Stored data entries:
+++

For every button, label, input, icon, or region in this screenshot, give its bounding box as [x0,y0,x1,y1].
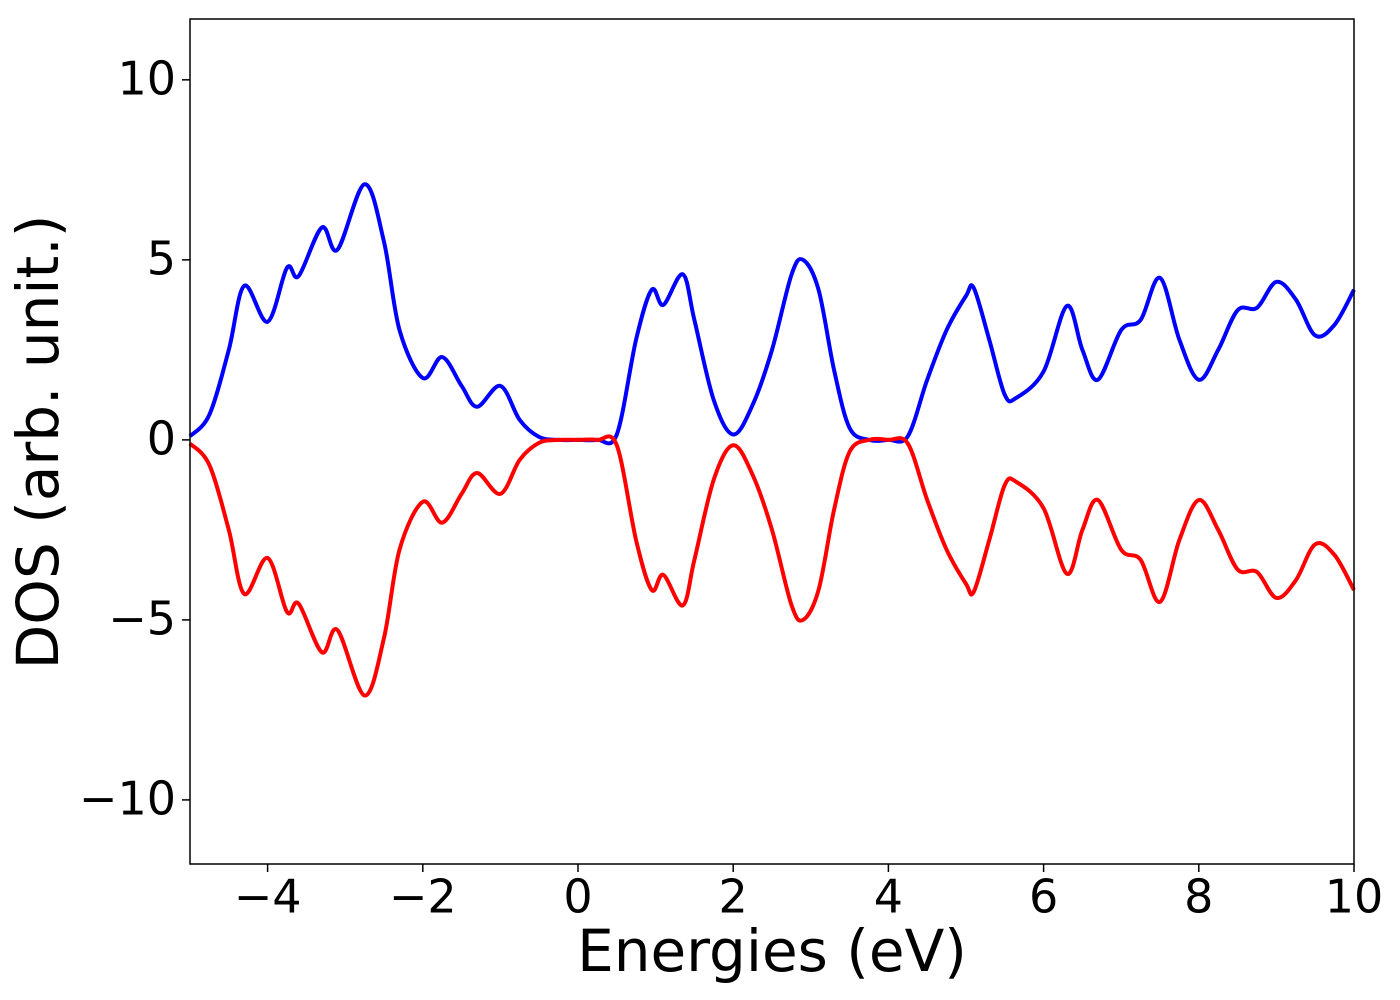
y-tick-label: 10 [117,51,176,105]
y-tick-label: −10 [79,771,176,825]
y-tick-label: −5 [108,591,176,645]
x-tick-label: −4 [234,870,302,924]
dos-line [188,434,1356,698]
x-tick-label: 10 [1325,870,1384,924]
plot-frame [189,18,1355,865]
x-tick-label: 4 [874,870,903,924]
dos-line [188,182,1356,446]
x-tick-label: −2 [389,870,457,924]
y-tick-label: 5 [147,231,176,285]
y-tick-label: 0 [147,411,176,465]
x-tick-label: 8 [1184,870,1213,924]
x-axis-label: Energies (eV) [577,917,967,985]
x-tick-label: 6 [1029,870,1058,924]
x-tick-label: 2 [719,870,748,924]
x-tick-label: 0 [563,870,592,924]
y-axis-label: DOS (arb. unit.) [4,215,72,670]
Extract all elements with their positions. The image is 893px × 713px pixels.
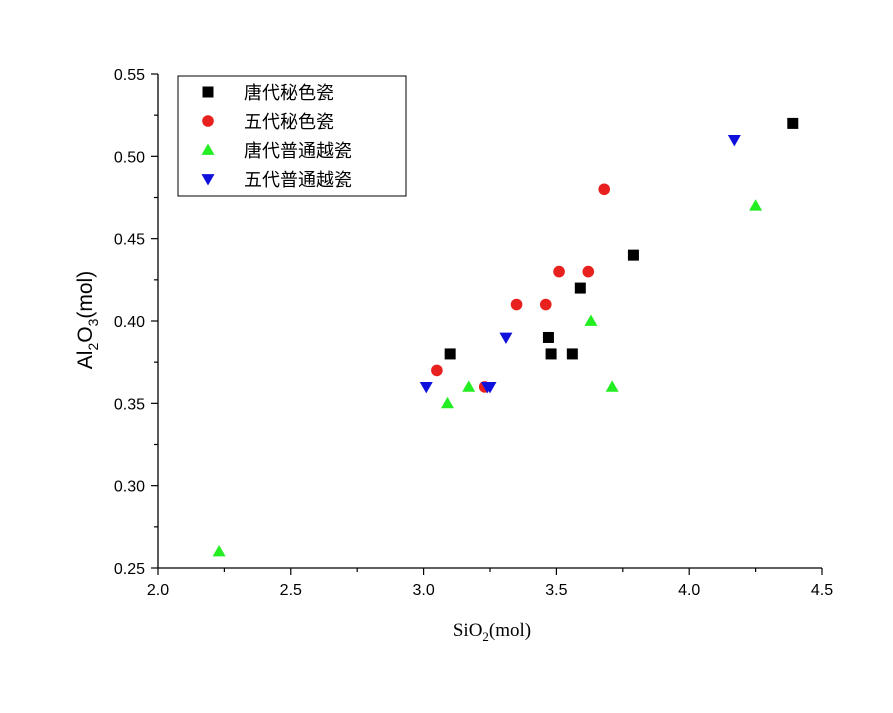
x-tick-label: 2.0 (147, 582, 169, 599)
data-point (444, 348, 456, 360)
series-4 (419, 134, 741, 394)
data-point (605, 380, 619, 392)
legend-label: 唐代普通越瓷 (244, 141, 352, 162)
data-point (574, 282, 586, 294)
y-tick-label: 0.50 (114, 149, 145, 166)
data-point (598, 183, 611, 196)
data-point (582, 265, 595, 278)
legend-marker (202, 86, 214, 98)
series-1 (444, 117, 799, 360)
data-point (462, 380, 476, 392)
axis-titles: SiO2(mol) Al2O3(mol) (74, 271, 531, 644)
data-point (431, 364, 443, 377)
axes: 2.0 2.5 3.0 3.5 4.0 4.5 0.25 0.30 0.35 0.40 0.45 0.… (114, 67, 833, 599)
data-point (627, 249, 639, 261)
data-point (553, 265, 565, 278)
data-point (787, 117, 799, 129)
x-tick-label: 4.5 (811, 582, 833, 599)
legend-label: 五代秘色瓷 (244, 112, 334, 133)
x-tick-label: 4.0 (678, 582, 700, 599)
x-tick-label: 2.5 (280, 582, 302, 599)
y-tick-label: 0.55 (114, 67, 145, 84)
legend-label: 唐代秘色瓷 (244, 83, 334, 104)
data-point (727, 134, 741, 147)
data-point (212, 545, 226, 557)
data-point (566, 348, 578, 360)
data-point (749, 199, 763, 211)
data-point (483, 381, 497, 394)
y-tick-label: 0.40 (114, 314, 145, 331)
data-point (542, 331, 554, 343)
series-2 (431, 183, 611, 393)
data-point (545, 348, 557, 360)
x-tick-label: 3.0 (412, 582, 434, 599)
y-axis-title: Al2O3(mol) (74, 271, 101, 369)
data-point (419, 381, 433, 394)
y-tick-label: 0.30 (114, 479, 145, 496)
x-axis-title: SiO2(mol) (453, 620, 531, 644)
data-point (539, 298, 552, 311)
legend-box (177, 75, 407, 197)
legend-marker (201, 143, 215, 155)
data-point (441, 396, 455, 409)
legend-label: 五代普通越瓷 (244, 170, 352, 191)
series-3 (212, 199, 763, 557)
y-tick-label: 0.25 (114, 561, 145, 578)
data-marks (212, 117, 799, 557)
data-point (510, 298, 523, 311)
data-point (499, 332, 513, 344)
legend-marker (202, 115, 214, 127)
data-point (584, 314, 598, 326)
x-tick-label: 3.5 (545, 582, 567, 599)
y-tick-label: 0.35 (114, 396, 145, 413)
y-tick-label: 0.45 (114, 232, 145, 249)
legend-marker (201, 174, 215, 186)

+++

Problem to work on
Copy the lines of the data above exactly, beginning with the line that contains "y-tick-label: 10 [117,51,176,105]" and continuing through the line that contains "dos-line [188,182,1356,446]", with both of those lines included.

Full output
y-tick-label: 10 [117,51,176,105]
y-tick-label: −10 [79,771,176,825]
y-tick-label: −5 [108,591,176,645]
x-tick-label: −4 [234,870,302,924]
dos-line [188,434,1356,698]
x-tick-label: 10 [1325,870,1384,924]
plot-frame [189,18,1355,865]
x-tick-label: 4 [874,870,903,924]
dos-line [188,182,1356,446]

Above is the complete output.